_Goal of the exercise_. Find how many lines contain "http" and state only that number.

_Data items_.
Start

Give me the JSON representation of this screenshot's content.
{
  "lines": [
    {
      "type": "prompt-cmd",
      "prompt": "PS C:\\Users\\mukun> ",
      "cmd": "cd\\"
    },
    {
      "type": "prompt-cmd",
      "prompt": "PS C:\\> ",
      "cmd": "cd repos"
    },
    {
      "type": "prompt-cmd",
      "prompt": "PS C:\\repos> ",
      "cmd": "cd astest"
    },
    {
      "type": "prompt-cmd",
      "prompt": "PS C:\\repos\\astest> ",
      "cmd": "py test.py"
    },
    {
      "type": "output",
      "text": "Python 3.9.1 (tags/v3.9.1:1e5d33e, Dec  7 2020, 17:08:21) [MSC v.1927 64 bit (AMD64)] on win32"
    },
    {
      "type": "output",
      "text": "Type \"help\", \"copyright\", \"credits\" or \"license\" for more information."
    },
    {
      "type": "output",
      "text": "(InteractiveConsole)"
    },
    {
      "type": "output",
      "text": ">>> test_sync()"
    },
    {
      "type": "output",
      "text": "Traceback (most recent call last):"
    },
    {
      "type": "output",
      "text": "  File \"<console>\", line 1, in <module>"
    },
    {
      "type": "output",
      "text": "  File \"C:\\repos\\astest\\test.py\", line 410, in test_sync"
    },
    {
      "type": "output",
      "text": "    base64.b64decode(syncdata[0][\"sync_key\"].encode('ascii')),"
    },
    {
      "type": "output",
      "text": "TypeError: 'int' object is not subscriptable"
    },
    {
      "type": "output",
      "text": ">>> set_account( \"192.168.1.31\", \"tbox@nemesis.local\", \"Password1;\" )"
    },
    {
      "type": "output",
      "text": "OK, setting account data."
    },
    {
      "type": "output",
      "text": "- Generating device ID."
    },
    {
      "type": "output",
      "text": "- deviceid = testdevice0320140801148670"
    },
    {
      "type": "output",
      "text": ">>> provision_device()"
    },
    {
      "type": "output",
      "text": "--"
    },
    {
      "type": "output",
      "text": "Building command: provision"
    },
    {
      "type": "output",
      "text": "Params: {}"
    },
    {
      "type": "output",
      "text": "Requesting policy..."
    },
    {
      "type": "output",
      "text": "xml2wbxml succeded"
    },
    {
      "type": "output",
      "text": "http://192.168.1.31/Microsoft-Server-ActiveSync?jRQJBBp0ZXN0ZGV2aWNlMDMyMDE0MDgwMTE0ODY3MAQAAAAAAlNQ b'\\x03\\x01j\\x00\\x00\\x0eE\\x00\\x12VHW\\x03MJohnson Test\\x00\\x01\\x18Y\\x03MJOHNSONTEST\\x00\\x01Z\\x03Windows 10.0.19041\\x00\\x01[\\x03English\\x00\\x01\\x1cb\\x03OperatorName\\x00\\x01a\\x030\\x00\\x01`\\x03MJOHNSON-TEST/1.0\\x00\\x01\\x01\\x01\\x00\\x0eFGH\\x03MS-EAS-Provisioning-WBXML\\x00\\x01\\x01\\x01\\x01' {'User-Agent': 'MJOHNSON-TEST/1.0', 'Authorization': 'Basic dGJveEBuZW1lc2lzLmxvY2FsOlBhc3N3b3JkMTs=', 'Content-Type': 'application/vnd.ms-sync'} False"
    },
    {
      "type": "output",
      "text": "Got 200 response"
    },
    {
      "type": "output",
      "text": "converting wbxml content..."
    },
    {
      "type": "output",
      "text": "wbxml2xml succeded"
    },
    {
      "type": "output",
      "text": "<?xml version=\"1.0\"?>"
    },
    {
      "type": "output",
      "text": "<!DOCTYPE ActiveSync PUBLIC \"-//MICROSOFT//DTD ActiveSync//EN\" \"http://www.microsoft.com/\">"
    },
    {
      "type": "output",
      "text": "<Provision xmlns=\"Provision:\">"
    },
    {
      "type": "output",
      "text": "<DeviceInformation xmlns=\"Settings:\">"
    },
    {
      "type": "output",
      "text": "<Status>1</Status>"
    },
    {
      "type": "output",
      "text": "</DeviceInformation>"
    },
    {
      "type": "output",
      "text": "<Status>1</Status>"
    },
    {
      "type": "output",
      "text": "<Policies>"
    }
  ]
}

End

_In response_. 2